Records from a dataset
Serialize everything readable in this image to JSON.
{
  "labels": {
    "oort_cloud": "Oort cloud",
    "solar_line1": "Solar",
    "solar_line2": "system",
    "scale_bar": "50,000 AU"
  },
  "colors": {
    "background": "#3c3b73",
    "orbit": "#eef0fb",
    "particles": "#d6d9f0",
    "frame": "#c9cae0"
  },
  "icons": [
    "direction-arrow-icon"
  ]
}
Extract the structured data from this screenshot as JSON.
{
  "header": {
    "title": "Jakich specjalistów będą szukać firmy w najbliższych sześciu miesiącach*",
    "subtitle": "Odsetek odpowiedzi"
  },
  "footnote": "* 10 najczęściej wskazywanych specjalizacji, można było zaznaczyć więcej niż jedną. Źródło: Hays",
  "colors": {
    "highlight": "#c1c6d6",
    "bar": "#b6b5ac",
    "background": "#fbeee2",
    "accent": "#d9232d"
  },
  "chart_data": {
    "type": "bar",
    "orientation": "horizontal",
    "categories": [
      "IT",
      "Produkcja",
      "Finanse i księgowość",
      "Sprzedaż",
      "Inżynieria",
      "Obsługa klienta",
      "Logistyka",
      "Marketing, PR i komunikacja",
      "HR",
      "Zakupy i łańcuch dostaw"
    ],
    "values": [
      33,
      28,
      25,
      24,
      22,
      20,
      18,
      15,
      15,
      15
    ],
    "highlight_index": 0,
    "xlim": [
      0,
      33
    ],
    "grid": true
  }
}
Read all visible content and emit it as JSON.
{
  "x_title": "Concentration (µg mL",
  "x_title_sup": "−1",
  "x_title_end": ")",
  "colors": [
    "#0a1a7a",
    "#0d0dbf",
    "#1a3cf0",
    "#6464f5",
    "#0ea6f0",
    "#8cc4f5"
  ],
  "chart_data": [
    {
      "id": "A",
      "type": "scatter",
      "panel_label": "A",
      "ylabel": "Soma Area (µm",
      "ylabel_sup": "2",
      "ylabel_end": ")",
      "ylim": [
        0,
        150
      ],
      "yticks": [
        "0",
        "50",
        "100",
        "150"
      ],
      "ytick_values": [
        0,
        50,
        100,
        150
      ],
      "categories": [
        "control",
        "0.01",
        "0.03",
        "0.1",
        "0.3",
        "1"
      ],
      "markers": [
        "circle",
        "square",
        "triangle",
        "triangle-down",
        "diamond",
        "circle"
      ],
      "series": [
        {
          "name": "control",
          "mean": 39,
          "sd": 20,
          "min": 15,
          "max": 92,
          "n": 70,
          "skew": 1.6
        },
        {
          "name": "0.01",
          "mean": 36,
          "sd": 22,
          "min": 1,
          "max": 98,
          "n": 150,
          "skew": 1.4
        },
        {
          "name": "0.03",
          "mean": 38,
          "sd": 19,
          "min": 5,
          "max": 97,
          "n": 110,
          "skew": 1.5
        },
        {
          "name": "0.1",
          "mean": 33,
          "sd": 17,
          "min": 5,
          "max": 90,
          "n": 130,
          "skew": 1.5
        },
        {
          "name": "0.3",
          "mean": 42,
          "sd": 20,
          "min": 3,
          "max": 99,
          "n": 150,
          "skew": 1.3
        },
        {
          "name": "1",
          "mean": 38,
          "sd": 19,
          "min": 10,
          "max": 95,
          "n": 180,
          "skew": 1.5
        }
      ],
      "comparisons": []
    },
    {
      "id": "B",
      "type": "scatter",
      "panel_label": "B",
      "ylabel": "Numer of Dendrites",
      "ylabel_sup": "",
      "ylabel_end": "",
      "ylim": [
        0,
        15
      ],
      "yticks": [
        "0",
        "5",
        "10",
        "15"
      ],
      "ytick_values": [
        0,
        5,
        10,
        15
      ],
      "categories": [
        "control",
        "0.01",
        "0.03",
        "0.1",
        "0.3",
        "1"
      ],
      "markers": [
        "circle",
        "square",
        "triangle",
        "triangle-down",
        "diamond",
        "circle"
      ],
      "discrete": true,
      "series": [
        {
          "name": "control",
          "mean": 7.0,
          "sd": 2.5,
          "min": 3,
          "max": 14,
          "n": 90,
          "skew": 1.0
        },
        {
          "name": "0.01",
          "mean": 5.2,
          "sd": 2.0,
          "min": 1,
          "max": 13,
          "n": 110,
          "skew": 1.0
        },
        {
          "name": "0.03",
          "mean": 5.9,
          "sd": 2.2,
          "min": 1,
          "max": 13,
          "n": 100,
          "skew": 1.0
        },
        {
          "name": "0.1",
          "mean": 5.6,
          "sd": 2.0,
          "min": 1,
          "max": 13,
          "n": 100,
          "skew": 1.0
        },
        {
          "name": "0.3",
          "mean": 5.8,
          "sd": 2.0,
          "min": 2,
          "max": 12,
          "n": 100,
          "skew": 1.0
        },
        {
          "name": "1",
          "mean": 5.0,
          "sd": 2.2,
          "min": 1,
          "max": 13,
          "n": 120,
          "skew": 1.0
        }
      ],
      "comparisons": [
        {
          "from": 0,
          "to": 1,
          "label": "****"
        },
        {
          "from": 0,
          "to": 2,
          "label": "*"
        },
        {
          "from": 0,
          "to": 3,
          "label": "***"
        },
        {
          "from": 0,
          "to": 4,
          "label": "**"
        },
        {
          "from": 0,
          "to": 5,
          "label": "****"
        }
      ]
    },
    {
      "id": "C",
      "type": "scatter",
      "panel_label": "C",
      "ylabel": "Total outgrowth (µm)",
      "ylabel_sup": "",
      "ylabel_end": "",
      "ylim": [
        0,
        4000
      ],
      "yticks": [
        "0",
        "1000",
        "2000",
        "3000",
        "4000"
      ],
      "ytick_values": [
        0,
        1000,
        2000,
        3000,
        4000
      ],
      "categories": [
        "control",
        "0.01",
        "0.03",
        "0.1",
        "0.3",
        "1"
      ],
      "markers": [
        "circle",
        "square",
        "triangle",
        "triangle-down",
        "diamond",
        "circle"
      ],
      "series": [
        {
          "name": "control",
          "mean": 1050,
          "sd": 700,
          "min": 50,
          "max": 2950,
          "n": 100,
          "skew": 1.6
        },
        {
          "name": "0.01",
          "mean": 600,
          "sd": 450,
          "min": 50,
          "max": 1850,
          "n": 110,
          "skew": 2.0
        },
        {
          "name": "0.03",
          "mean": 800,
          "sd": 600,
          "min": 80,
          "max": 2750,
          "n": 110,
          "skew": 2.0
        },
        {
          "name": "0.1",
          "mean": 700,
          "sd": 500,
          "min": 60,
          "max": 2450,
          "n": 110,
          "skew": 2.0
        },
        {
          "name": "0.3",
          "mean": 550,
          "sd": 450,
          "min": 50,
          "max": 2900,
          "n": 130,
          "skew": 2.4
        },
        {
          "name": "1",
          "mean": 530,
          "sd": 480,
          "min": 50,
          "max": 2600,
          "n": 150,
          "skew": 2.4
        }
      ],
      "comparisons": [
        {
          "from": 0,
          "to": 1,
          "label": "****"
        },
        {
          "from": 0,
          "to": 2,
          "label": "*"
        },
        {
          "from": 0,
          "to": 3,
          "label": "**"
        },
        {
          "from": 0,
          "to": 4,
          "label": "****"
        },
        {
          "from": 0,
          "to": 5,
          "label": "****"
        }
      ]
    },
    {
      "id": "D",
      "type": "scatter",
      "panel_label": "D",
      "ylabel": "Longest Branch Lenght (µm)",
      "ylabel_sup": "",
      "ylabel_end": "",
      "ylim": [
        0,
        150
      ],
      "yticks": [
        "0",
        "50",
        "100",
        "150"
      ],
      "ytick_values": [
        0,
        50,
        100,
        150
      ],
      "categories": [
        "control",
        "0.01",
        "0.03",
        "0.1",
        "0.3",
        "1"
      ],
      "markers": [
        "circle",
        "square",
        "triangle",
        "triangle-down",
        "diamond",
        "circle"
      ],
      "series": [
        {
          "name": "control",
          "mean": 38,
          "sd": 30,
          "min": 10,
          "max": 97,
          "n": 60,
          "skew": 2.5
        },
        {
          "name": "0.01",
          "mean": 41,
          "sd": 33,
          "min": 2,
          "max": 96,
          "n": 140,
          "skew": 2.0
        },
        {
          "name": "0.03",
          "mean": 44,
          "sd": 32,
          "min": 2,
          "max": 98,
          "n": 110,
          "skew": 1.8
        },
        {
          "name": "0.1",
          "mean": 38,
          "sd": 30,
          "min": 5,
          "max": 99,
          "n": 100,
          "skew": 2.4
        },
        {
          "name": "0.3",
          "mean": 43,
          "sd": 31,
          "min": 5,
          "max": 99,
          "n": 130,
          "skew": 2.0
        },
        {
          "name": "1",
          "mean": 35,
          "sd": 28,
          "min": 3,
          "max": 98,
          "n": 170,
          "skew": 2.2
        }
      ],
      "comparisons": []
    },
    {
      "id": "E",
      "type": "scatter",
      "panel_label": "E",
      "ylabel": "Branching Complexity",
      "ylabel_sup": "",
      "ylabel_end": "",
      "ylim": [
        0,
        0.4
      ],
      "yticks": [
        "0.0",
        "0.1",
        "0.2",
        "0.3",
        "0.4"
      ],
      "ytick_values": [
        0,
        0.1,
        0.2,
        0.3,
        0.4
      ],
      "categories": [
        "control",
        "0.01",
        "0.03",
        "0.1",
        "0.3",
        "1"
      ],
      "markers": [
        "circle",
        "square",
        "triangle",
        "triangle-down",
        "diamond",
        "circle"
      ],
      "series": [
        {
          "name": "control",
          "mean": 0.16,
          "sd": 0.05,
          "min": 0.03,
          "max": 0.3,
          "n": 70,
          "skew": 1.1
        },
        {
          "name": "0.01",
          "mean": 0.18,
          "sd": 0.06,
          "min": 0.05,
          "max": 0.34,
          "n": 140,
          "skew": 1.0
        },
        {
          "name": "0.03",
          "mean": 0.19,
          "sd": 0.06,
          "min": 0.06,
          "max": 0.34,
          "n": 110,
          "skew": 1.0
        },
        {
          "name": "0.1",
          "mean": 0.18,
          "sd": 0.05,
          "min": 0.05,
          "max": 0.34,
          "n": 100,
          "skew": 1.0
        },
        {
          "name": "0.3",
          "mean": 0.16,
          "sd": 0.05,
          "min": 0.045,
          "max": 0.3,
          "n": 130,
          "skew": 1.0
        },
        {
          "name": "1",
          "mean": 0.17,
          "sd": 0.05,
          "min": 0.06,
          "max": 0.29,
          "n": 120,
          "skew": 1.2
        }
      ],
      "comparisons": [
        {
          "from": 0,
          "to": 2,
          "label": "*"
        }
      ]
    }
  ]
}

→ **TASK PROMPT**:
Each line holding "background" must be found and copied.

→ **FINAL ANSWER**:
    "background": "#3c3b73",
    "background": "#fbeee2",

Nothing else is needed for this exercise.